- _Dataset_:
..............................

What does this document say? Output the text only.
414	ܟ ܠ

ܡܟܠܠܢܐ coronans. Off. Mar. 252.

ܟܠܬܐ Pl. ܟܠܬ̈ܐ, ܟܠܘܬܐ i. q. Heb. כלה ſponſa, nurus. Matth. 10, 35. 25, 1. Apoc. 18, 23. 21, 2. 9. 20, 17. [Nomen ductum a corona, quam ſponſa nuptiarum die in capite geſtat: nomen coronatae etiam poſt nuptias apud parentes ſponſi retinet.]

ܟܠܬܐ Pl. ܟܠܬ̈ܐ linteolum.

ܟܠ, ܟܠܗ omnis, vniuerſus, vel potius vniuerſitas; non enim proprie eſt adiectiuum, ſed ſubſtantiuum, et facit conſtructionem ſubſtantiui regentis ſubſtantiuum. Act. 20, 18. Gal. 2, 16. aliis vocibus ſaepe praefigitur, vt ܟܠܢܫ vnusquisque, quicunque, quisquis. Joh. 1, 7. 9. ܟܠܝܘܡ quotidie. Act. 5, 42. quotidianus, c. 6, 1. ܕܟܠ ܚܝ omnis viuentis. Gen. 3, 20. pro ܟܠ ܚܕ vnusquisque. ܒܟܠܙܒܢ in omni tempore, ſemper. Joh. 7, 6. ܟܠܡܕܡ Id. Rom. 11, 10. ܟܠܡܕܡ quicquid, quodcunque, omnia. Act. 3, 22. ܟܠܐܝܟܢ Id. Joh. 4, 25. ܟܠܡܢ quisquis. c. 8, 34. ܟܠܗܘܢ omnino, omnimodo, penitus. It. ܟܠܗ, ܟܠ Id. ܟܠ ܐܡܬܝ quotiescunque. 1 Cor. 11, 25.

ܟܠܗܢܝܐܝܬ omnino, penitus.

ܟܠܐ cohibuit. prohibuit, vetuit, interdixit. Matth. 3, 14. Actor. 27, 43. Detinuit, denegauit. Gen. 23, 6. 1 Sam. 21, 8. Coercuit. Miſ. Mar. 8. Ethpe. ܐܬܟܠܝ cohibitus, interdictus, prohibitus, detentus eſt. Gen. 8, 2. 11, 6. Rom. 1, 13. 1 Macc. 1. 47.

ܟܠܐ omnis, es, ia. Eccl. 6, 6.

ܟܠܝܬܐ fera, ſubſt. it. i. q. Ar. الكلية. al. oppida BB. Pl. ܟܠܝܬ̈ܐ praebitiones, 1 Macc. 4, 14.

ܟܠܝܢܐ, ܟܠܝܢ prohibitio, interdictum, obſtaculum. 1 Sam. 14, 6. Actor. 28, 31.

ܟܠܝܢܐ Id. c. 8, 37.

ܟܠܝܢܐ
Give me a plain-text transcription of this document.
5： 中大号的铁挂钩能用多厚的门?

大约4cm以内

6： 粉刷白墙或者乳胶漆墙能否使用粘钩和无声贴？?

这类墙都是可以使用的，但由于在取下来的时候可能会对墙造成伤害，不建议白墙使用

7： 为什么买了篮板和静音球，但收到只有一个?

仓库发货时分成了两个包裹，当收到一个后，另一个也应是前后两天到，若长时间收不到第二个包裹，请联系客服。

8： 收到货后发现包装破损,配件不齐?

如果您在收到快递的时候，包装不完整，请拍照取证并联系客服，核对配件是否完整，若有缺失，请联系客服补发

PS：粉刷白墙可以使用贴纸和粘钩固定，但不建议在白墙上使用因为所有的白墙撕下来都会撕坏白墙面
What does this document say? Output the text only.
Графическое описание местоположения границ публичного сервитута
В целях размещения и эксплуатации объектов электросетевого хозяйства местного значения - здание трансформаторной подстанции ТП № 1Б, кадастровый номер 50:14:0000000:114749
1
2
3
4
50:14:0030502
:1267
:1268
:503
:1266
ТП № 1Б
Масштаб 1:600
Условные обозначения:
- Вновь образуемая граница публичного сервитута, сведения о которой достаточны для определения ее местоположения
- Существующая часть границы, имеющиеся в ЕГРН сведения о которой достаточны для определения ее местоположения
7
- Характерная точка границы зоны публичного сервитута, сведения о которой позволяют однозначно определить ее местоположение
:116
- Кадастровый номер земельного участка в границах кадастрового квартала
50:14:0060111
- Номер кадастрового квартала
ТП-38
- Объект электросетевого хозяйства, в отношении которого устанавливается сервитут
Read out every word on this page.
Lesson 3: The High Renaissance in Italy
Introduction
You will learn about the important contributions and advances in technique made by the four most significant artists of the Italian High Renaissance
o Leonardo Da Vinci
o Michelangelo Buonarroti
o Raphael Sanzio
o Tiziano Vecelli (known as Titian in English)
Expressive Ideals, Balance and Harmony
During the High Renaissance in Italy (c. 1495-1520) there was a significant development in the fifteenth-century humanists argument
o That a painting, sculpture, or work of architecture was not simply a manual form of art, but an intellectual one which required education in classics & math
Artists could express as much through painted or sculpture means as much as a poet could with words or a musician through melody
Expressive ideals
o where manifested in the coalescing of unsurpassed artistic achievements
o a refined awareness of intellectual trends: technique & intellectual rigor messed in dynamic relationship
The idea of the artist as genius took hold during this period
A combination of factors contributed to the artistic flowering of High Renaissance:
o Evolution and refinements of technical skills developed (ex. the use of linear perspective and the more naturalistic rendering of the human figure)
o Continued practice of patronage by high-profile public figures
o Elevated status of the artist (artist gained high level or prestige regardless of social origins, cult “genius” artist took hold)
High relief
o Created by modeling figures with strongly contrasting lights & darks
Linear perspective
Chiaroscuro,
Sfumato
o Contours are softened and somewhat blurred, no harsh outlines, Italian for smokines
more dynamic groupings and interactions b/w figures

..............................

- _Work to be completed_: Pick out each line in the material containing "определения".

- _The reply_:
- Вновь образуемая граница публичного сервитута, сведения о которой достаточны для определения ее местоположения
- Существующая часть границы, имеющиеся в ЕГРН сведения о которой достаточны для определения ее местоположения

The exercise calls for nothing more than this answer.